Below are some entries; can you quote all of them exactly?

* Task inputs:
>>>
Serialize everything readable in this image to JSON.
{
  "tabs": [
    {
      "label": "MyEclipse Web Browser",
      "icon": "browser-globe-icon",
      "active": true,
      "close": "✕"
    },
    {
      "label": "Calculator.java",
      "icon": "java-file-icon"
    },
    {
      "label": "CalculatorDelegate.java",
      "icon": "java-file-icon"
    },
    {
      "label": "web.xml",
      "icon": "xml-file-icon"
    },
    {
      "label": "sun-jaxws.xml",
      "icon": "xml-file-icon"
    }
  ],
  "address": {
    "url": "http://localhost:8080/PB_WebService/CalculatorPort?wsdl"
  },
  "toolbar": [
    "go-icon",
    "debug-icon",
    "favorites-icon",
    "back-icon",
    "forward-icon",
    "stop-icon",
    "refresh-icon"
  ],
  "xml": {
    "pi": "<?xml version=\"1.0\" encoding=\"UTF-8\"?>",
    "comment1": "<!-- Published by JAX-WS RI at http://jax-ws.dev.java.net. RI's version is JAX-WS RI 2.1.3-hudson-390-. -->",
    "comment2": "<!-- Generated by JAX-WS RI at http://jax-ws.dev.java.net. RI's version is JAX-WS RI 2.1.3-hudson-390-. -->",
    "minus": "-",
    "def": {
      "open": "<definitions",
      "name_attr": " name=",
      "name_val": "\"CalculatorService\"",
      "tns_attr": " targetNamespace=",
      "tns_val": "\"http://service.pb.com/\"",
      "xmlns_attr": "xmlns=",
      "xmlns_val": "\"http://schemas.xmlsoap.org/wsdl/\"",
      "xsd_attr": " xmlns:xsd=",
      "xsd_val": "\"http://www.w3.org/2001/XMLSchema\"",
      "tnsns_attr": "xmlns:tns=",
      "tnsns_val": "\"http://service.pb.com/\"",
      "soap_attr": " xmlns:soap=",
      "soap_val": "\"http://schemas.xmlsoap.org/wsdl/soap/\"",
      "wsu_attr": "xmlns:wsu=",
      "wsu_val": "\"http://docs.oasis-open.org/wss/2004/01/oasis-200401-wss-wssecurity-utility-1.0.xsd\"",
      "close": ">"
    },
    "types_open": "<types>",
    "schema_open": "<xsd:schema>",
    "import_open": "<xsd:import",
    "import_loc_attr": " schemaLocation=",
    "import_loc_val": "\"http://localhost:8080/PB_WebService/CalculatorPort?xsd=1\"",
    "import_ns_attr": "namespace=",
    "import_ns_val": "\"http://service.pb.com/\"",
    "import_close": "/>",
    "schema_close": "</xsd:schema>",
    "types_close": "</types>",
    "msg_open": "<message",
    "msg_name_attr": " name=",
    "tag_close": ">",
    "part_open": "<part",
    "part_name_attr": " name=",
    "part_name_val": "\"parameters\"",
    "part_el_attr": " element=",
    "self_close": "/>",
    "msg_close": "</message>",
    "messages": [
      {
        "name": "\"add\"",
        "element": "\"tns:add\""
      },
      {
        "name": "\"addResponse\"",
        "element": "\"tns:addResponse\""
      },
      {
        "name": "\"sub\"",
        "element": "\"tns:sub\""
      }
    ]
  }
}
<<<
* Solution to this exercise:
Serialize everything readable in this image to JSON.
{
  "tabs": [
    {
      "label": "MyEclipse Web Browser",
      "icon": "browser-globe-icon",
      "active": true,
      "close": "✕"
    },
    {
      "label": "Calculator.java",
      "icon": "java-file-icon"
    },
    {
      "label": "CalculatorDelegate.java",
      "icon": "java-file-icon"
    },
    {
      "label": "web.xml",
      "icon": "xml-file-icon"
    },
    {
      "label": "sun-jaxws.xml",
      "icon": "xml-file-icon"
    }
  ],
  "address": {
    "url": "http://localhost:8080/PB_WebService/CalculatorPort?wsdl"
  },
  "toolbar": [
    "go-icon",
    "debug-icon",
    "favorites-icon",
    "back-icon",
    "forward-icon",
    "stop-icon",
    "refresh-icon"
  ],
  "xml": {
    "pi": "<?xml version=\"1.0\" encoding=\"UTF-8\"?>",
    "comment1": "<!-- Published by JAX-WS RI at http://jax-ws.dev.java.net. RI's version is JAX-WS RI 2.1.3-hudson-390-. -->",
    "comment2": "<!-- Generated by JAX-WS RI at http://jax-ws.dev.java.net. RI's version is JAX-WS RI 2.1.3-hudson-390-. -->",
    "minus": "-",
    "def": {
      "open": "<definitions",
      "name_attr": " name=",
      "name_val": "\"CalculatorService\"",
      "tns_attr": " targetNamespace=",
      "tns_val": "\"http://service.pb.com/\"",
      "xmlns_attr": "xmlns=",
      "xmlns_val": "\"http://schemas.xmlsoap.org/wsdl/\"",
      "xsd_attr": " xmlns:xsd=",
      "xsd_val": "\"http://www.w3.org/2001/XMLSchema\"",
      "tnsns_attr": "xmlns:tns=",
      "tnsns_val": "\"http://service.pb.com/\"",
      "soap_attr": " xmlns:soap=",
      "soap_val": "\"http://schemas.xmlsoap.org/wsdl/soap/\"",
      "wsu_attr": "xmlns:wsu=",
      "wsu_val": "\"http://docs.oasis-open.org/wss/2004/01/oasis-200401-wss-wssecurity-utility-1.0.xsd\"",
      "close": ">"
    },
    "types_open": "<types>",
    "schema_open": "<xsd:schema>",
    "import_open": "<xsd:import",
    "import_loc_attr": " schemaLocation=",
    "import_loc_val": "\"http://localhost:8080/PB_WebService/CalculatorPort?xsd=1\"",
    "import_ns_attr": "namespace=",
    "import_ns_val": "\"http://service.pb.com/\"",
    "import_close": "/>",
    "schema_close": "</xsd:schema>",
    "types_close": "</types>",
    "msg_open": "<message",
    "msg_name_attr": " name=",
    "tag_close": ">",
    "part_open": "<part",
    "part_name_attr": " name=",
    "part_name_val": "\"parameters\"",
    "part_el_attr": " element=",
    "self_close": "/>",
    "msg_close": "</message>",
    "messages": [
      {
        "name": "\"add\"",
        "element": "\"tns:add\""
      },
      {
        "name": "\"addResponse\"",
        "element": "\"tns:addResponse\""
      },
      {
        "name": "\"sub\"",
        "element": "\"tns:sub\""
      }
    ]
  }
}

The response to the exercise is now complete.